═════ Source material

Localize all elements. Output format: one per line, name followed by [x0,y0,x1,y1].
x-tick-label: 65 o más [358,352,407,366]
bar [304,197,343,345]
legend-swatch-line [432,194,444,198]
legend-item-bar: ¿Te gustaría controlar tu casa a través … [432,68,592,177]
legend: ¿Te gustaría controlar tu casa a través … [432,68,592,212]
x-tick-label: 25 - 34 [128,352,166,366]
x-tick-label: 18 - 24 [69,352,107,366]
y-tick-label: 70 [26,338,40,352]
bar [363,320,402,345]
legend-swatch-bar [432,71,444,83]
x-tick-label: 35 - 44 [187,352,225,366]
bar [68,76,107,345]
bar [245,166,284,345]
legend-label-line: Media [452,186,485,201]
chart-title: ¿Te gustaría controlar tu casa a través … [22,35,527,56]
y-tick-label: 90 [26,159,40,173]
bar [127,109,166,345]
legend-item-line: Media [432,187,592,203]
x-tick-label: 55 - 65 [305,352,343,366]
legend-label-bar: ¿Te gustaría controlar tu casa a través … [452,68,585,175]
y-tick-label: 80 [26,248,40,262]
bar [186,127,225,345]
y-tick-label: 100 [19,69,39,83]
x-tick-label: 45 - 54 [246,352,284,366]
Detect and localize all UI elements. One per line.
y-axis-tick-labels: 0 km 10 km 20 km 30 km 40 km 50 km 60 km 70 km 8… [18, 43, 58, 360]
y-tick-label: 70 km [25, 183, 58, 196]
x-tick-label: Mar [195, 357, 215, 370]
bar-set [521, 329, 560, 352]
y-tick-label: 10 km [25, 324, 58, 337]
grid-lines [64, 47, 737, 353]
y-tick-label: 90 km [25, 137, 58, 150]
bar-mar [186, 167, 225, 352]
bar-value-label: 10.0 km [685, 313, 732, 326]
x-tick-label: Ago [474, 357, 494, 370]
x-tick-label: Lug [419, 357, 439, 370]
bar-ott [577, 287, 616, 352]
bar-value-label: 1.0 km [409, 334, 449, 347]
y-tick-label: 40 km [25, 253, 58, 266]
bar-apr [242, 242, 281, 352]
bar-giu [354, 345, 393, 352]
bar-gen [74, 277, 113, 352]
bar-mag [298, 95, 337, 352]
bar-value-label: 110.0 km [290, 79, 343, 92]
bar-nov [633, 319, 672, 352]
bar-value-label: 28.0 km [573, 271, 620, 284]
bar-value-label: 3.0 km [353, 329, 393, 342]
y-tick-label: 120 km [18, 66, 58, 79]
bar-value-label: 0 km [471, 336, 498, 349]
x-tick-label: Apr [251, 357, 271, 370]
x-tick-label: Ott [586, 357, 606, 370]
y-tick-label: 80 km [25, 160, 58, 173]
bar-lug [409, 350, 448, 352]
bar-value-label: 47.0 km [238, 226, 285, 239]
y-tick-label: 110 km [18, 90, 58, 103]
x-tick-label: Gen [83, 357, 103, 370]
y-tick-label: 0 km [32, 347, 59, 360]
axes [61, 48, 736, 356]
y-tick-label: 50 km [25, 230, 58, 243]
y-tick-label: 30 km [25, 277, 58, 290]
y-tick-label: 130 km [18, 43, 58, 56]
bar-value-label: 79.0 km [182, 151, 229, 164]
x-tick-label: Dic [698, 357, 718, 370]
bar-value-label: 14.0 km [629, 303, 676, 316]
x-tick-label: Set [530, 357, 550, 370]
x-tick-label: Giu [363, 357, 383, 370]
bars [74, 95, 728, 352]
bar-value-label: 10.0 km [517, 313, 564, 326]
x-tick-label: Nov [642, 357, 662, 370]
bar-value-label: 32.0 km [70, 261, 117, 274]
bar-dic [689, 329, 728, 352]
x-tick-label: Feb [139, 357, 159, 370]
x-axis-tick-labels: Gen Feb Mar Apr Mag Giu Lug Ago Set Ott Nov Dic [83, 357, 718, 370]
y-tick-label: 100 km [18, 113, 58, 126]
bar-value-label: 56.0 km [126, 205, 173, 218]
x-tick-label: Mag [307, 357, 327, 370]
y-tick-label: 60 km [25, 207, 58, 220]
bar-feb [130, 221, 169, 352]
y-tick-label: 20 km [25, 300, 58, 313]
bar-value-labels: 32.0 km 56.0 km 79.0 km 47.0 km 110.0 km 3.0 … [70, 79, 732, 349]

══════════

Given exercise:
Output both items above verbatim, keeping every line in its original order.

Task output:
Localize all elements. Output format: one per line, name followed by [x0,y0,x1,y1].
x-tick-label: 65 o más [358,352,407,366]
bar [304,197,343,345]
legend-swatch-line [432,194,444,198]
legend-item-bar: ¿Te gustaría controlar tu casa a través … [432,68,592,177]
legend: ¿Te gustaría controlar tu casa a través … [432,68,592,212]
x-tick-label: 25 - 34 [128,352,166,366]
x-tick-label: 18 - 24 [69,352,107,366]
y-tick-label: 70 [26,338,40,352]
bar [363,320,402,345]
legend-swatch-bar [432,71,444,83]
x-tick-label: 35 - 44 [187,352,225,366]
bar [68,76,107,345]
bar [245,166,284,345]
legend-label-line: Media [452,186,485,201]
chart-title: ¿Te gustaría controlar tu casa a través … [22,35,527,56]
y-tick-label: 90 [26,159,40,173]
bar [127,109,166,345]
legend-item-line: Media [432,187,592,203]
x-tick-label: 55 - 65 [305,352,343,366]
legend-label-bar: ¿Te gustaría controlar tu casa a través … [452,68,585,175]
y-tick-label: 80 [26,248,40,262]
bar [186,127,225,345]
y-tick-label: 100 [19,69,39,83]
x-tick-label: 45 - 54 [246,352,284,366]
Detect and localize all UI elements. One per line.
y-axis-tick-labels: 0 km 10 km 20 km 30 km 40 km 50 km 60 km 70 km 8… [18, 43, 58, 360]
y-tick-label: 70 km [25, 183, 58, 196]
x-tick-label: Mar [195, 357, 215, 370]
bar-set [521, 329, 560, 352]
y-tick-label: 10 km [25, 324, 58, 337]
grid-lines [64, 47, 737, 353]
y-tick-label: 90 km [25, 137, 58, 150]
bar-mar [186, 167, 225, 352]
bar-value-label: 10.0 km [685, 313, 732, 326]
x-tick-label: Ago [474, 357, 494, 370]
x-tick-label: Lug [419, 357, 439, 370]
bar-ott [577, 287, 616, 352]
bar-value-label: 1.0 km [409, 334, 449, 347]
y-tick-label: 40 km [25, 253, 58, 266]
bar-apr [242, 242, 281, 352]
bar-giu [354, 345, 393, 352]
bar-gen [74, 277, 113, 352]
bar-mag [298, 95, 337, 352]
bar-value-label: 110.0 km [290, 79, 343, 92]
bar-nov [633, 319, 672, 352]
bar-value-label: 28.0 km [573, 271, 620, 284]
bar-value-label: 3.0 km [353, 329, 393, 342]
y-tick-label: 120 km [18, 66, 58, 79]
bar-value-label: 0 km [471, 336, 498, 349]
x-tick-label: Apr [251, 357, 271, 370]
x-tick-label: Ott [586, 357, 606, 370]
y-tick-label: 80 km [25, 160, 58, 173]
bar-lug [409, 350, 448, 352]
bar-value-label: 47.0 km [238, 226, 285, 239]
y-tick-label: 110 km [18, 90, 58, 103]
x-tick-label: Gen [83, 357, 103, 370]
y-tick-label: 0 km [32, 347, 59, 360]
axes [61, 48, 736, 356]
y-tick-label: 50 km [25, 230, 58, 243]
y-tick-label: 30 km [25, 277, 58, 290]
y-tick-label: 130 km [18, 43, 58, 56]
bar-value-label: 79.0 km [182, 151, 229, 164]
x-tick-label: Dic [698, 357, 718, 370]
bar-value-label: 14.0 km [629, 303, 676, 316]
x-tick-label: Set [530, 357, 550, 370]
x-tick-label: Giu [363, 357, 383, 370]
bars [74, 95, 728, 352]
bar-value-label: 10.0 km [517, 313, 564, 326]
x-tick-label: Nov [642, 357, 662, 370]
bar-value-label: 32.0 km [70, 261, 117, 274]
bar-dic [689, 329, 728, 352]
x-tick-label: Feb [139, 357, 159, 370]
x-axis-tick-labels: Gen Feb Mar Apr Mag Giu Lug Ago Set Ott Nov Dic [83, 357, 718, 370]
y-tick-label: 100 km [18, 113, 58, 126]
bar-value-label: 56.0 km [126, 205, 173, 218]
x-tick-label: Mag [307, 357, 327, 370]
y-tick-label: 60 km [25, 207, 58, 220]
bar-feb [130, 221, 169, 352]
y-tick-label: 20 km [25, 300, 58, 313]
bar-value-labels: 32.0 km 56.0 km 79.0 km 47.0 km 110.0 km 3.0 … [70, 79, 732, 349]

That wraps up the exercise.